Exercise directions – All entries below need to be written out exactly, but without their pictures.

Data excerpts
· · · · ·

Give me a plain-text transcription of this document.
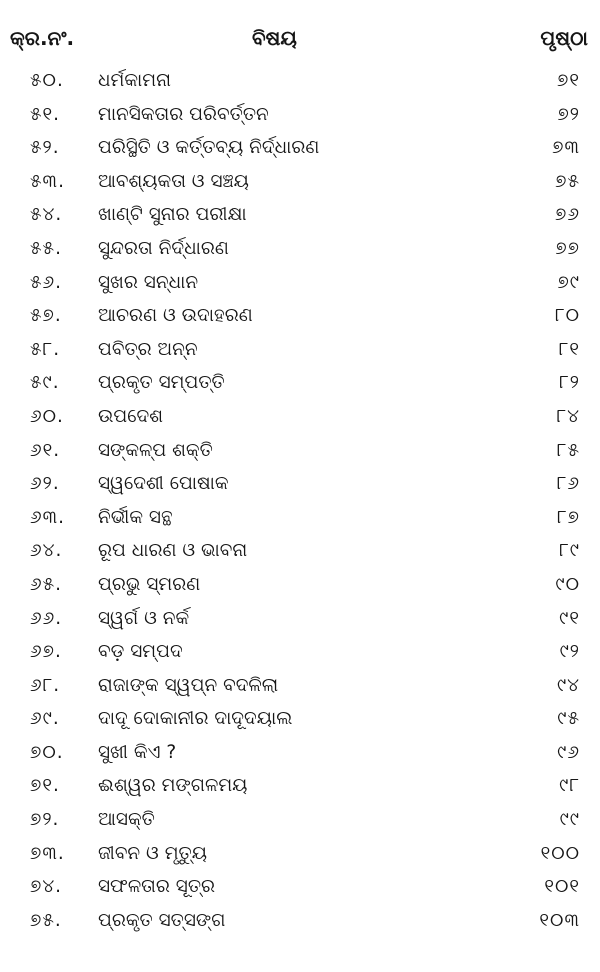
କ୍ର.ନଂ.	ବିଷୟ	ପୃଷ୍ଠା
୫୦. ଧର୍ମକାମନା	୭୧
୫୧. ମାନସିକତାର ପରିବର୍ତ୍ତନ	୭୨
୫୨. ପରିସ୍ଥିତି ଓ କର୍ତ୍ତବ୍ୟ ନିର୍ଦ୍ଧାରଣ	୭୩
୫୩. ଆବଶ୍ୟକତା ଓ ସଞ୍ଚୟ	୭୫
୫୪. ଖାଣ୍ଟି ସୁନାର ପରୀକ୍ଷା	୭୬
୫୫. ସୁନ୍ଦରତା ନିର୍ଦ୍ଧାରଣ	୭୭
୫୬. ସୁଖର ସନ୍ଧାନ	୭୯
୫୭. ଆଚରଣ ଓ ଉଦାହରଣ	୮୦
୫୮. ପବିତ୍ର ଅନ୍ନ	୮୧
୫୯. ପ୍ରକୃତ ସମ୍ପତ୍ତି	୮୨
୬୦. ଉପଦେଶ	୮୪
୬୧. ସଙ୍କଳ୍ପ ଶକ୍ତି	୮୫
୬୨. ସ୍ୱଦେଶୀ ପୋଷାକ	୮୬
୬୩. ନିର୍ଭୀକ ସନ୍ଥ	୮୭
୬୪. ରୂପ ଧାରଣ ଓ ଭାବନା	୮୯
୬୫. ପ୍ରଭୁ ସ୍ମରଣ	୯୦
୬୬. ସ୍ୱର୍ଗ ଓ ନର୍କ	୯୧
୬୭. ବଡ଼ ସମ୍ପଦ	୯୨
୬୮. ରାଜାଙ୍କ ସ୍ୱପ୍ନ ବଦଳିଲା	୯୪
୬୯. ଦାଦୂ ଦୋକାନୀର ଦାଦୂଦୟାଲ	୯୫
୭୦. ସୁଖୀ କିଏ ?	୯୬
୭୧. ଈଶ୍ୱର ମଙ୍ଗଳମୟ	୯୮
୭୨. ଆସକ୍ତି	୯୯
୭୩. ଜୀବନ ଓ ମୃତ୍ୟୁ	୧୦୦
୭୪. ସଫଳତାର ସୂତ୍ର	୧୦୧
୭୫. ପ୍ରକୃତ ସତ୍‌ସଙ୍ଗ	୧୦୩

· · · · ·

Written response –
Give me a plain-text transcription of this document.
କ୍ର.ନଂ.	ବିଷୟ	ପୃଷ୍ଠା
୫୦. ଧର୍ମକାମନା	୭୧
୫୧. ମାନସିକତାର ପରିବର୍ତ୍ତନ	୭୨
୫୨. ପରିସ୍ଥିତି ଓ କର୍ତ୍ତବ୍ୟ ନିର୍ଦ୍ଧାରଣ	୭୩
୫୩. ଆବଶ୍ୟକତା ଓ ସଞ୍ଚୟ	୭୫
୫୪. ଖାଣ୍ଟି ସୁନାର ପରୀକ୍ଷା	୭୬
୫୫. ସୁନ୍ଦରତା ନିର୍ଦ୍ଧାରଣ	୭୭
୫୬. ସୁଖର ସନ୍ଧାନ	୭୯
୫୭. ଆଚରଣ ଓ ଉଦାହରଣ	୮୦
୫୮. ପବିତ୍ର ଅନ୍ନ	୮୧
୫୯. ପ୍ରକୃତ ସମ୍ପତ୍ତି	୮୨
୬୦. ଉପଦେଶ	୮୪
୬୧. ସଙ୍କଳ୍ପ ଶକ୍ତି	୮୫
୬୨. ସ୍ୱଦେଶୀ ପୋଷାକ	୮୬
୬୩. ନିର୍ଭୀକ ସନ୍ଥ	୮୭
୬୪. ରୂପ ଧାରଣ ଓ ଭାବନା	୮୯
୬୫. ପ୍ରଭୁ ସ୍ମରଣ	୯୦
୬୬. ସ୍ୱର୍ଗ ଓ ନର୍କ	୯୧
୬୭. ବଡ଼ ସମ୍ପଦ	୯୨
୬୮. ରାଜାଙ୍କ ସ୍ୱପ୍ନ ବଦଳିଲା	୯୪
୬୯. ଦାଦୂ ଦୋକାନୀର ଦାଦୂଦୟାଲ	୯୫
୭୦. ସୁଖୀ କିଏ ?	୯୬
୭୧. ଈଶ୍ୱର ମଙ୍ଗଳମୟ	୯୮
୭୨. ଆସକ୍ତି	୯୯
୭୩. ଜୀବନ ଓ ମୃତ୍ୟୁ	୧୦୦
୭୪. ସଫଳତାର ସୂତ୍ର	୧୦୧
୭୫. ପ୍ରକୃତ ସତ୍‌ସଙ୍ଗ	୧୦୩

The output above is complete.